» REQUIRED TASK
All of the data must be printed exactly; please include every line.

» EXERCISE INPUTS
%%

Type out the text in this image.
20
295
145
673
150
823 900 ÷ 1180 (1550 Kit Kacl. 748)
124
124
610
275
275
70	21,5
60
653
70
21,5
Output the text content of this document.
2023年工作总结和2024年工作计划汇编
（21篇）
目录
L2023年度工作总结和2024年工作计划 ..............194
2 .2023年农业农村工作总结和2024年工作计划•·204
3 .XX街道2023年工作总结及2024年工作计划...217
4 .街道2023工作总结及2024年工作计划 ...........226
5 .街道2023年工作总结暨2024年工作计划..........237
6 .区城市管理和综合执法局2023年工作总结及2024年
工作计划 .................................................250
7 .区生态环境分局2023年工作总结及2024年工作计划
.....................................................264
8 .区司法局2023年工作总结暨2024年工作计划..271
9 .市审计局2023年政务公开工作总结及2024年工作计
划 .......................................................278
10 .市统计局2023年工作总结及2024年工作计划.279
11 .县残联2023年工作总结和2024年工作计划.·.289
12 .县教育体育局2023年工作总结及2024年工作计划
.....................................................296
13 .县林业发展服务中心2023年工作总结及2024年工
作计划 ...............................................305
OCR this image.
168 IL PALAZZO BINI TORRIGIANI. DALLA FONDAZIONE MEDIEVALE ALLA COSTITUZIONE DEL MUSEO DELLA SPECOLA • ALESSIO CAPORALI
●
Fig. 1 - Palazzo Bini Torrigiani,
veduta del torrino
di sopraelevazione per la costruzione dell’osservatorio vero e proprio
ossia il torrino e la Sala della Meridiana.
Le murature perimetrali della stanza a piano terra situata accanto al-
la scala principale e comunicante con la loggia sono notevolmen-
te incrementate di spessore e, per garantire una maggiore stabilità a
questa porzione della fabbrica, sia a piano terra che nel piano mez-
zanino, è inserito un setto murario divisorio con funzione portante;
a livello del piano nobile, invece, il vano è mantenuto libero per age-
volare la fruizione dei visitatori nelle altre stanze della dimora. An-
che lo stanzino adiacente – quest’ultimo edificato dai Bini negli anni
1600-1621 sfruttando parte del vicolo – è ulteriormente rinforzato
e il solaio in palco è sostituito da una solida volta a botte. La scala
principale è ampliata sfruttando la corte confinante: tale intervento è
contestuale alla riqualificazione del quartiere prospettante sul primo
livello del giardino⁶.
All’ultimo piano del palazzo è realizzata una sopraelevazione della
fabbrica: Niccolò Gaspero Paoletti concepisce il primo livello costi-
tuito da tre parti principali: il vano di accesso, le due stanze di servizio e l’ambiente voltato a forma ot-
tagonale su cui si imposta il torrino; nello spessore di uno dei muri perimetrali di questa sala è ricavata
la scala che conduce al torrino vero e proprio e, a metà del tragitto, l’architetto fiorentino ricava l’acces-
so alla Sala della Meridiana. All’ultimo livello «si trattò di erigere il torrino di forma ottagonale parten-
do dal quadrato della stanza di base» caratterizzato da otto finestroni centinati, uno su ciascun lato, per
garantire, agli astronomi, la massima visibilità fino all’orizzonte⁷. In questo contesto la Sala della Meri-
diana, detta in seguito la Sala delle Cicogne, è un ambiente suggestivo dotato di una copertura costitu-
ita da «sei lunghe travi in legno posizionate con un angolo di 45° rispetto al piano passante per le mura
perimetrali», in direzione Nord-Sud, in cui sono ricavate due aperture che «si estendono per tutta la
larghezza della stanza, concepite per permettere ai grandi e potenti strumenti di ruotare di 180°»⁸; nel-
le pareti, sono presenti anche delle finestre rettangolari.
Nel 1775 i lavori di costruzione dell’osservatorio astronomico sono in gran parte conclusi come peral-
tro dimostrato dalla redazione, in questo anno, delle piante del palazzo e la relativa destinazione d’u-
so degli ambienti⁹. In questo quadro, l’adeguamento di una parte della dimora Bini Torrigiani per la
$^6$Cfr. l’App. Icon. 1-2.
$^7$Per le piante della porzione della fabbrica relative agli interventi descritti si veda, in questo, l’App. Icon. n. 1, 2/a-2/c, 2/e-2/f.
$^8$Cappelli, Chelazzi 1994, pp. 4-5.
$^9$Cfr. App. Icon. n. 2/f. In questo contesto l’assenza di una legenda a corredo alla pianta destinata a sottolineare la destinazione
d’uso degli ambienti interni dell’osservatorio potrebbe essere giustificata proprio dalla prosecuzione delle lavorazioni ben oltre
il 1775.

%%

» SOLUTION
Type out the text in this image.
20
295
145
673
150
823 900 ÷ 1180 (1550 Kit Kacl. 748)
124
124
610
275
275
70	21,5
60
653
70
21,5
Output the text content of this document.
2023年工作总结和2024年工作计划汇编
（21篇）
目录
L2023年度工作总结和2024年工作计划 ..............194
2 .2023年农业农村工作总结和2024年工作计划•·204
3 .XX街道2023年工作总结及2024年工作计划...217
4 .街道2023工作总结及2024年工作计划 ...........226
5 .街道2023年工作总结暨2024年工作计划..........237
6 .区城市管理和综合执法局2023年工作总结及2024年
工作计划 .................................................250
7 .区生态环境分局2023年工作总结及2024年工作计划
.....................................................264
8 .区司法局2023年工作总结暨2024年工作计划..271
9 .市审计局2023年政务公开工作总结及2024年工作计
划 .......................................................278
10 .市统计局2023年工作总结及2024年工作计划.279
11 .县残联2023年工作总结和2024年工作计划.·.289
12 .县教育体育局2023年工作总结及2024年工作计划
.....................................................296
13 .县林业发展服务中心2023年工作总结及2024年工
作计划 ...............................................305
OCR this image.
168 IL PALAZZO BINI TORRIGIANI. DALLA FONDAZIONE MEDIEVALE ALLA COSTITUZIONE DEL MUSEO DELLA SPECOLA • ALESSIO CAPORALI
●
Fig. 1 - Palazzo Bini Torrigiani,
veduta del torrino
di sopraelevazione per la costruzione dell’osservatorio vero e proprio
ossia il torrino e la Sala della Meridiana.
Le murature perimetrali della stanza a piano terra situata accanto al-
la scala principale e comunicante con la loggia sono notevolmen-
te incrementate di spessore e, per garantire una maggiore stabilità a
questa porzione della fabbrica, sia a piano terra che nel piano mez-
zanino, è inserito un setto murario divisorio con funzione portante;
a livello del piano nobile, invece, il vano è mantenuto libero per age-
volare la fruizione dei visitatori nelle altre stanze della dimora. An-
che lo stanzino adiacente – quest’ultimo edificato dai Bini negli anni
1600-1621 sfruttando parte del vicolo – è ulteriormente rinforzato
e il solaio in palco è sostituito da una solida volta a botte. La scala
principale è ampliata sfruttando la corte confinante: tale intervento è
contestuale alla riqualificazione del quartiere prospettante sul primo
livello del giardino⁶.
All’ultimo piano del palazzo è realizzata una sopraelevazione della
fabbrica: Niccolò Gaspero Paoletti concepisce il primo livello costi-
tuito da tre parti principali: il vano di accesso, le due stanze di servizio e l’ambiente voltato a forma ot-
tagonale su cui si imposta il torrino; nello spessore di uno dei muri perimetrali di questa sala è ricavata
la scala che conduce al torrino vero e proprio e, a metà del tragitto, l’architetto fiorentino ricava l’acces-
so alla Sala della Meridiana. All’ultimo livello «si trattò di erigere il torrino di forma ottagonale parten-
do dal quadrato della stanza di base» caratterizzato da otto finestroni centinati, uno su ciascun lato, per
garantire, agli astronomi, la massima visibilità fino all’orizzonte⁷. In questo contesto la Sala della Meri-
diana, detta in seguito la Sala delle Cicogne, è un ambiente suggestivo dotato di una copertura costitu-
ita da «sei lunghe travi in legno posizionate con un angolo di 45° rispetto al piano passante per le mura
perimetrali», in direzione Nord-Sud, in cui sono ricavate due aperture che «si estendono per tutta la
larghezza della stanza, concepite per permettere ai grandi e potenti strumenti di ruotare di 180°»⁸; nel-
le pareti, sono presenti anche delle finestre rettangolari.
Nel 1775 i lavori di costruzione dell’osservatorio astronomico sono in gran parte conclusi come peral-
tro dimostrato dalla redazione, in questo anno, delle piante del palazzo e la relativa destinazione d’u-
so degli ambienti⁹. In questo quadro, l’adeguamento di una parte della dimora Bini Torrigiani per la
$^6$Cfr. l’App. Icon. 1-2.
$^7$Per le piante della porzione della fabbrica relative agli interventi descritti si veda, in questo, l’App. Icon. n. 1, 2/a-2/c, 2/e-2/f.
$^8$Cappelli, Chelazzi 1994, pp. 4-5.
$^9$Cfr. App. Icon. n. 2/f. In questo contesto l’assenza di una legenda a corredo alla pianta destinata a sottolineare la destinazione
d’uso degli ambienti interni dell’osservatorio potrebbe essere giustificata proprio dalla prosecuzione delle lavorazioni ben oltre
il 1775.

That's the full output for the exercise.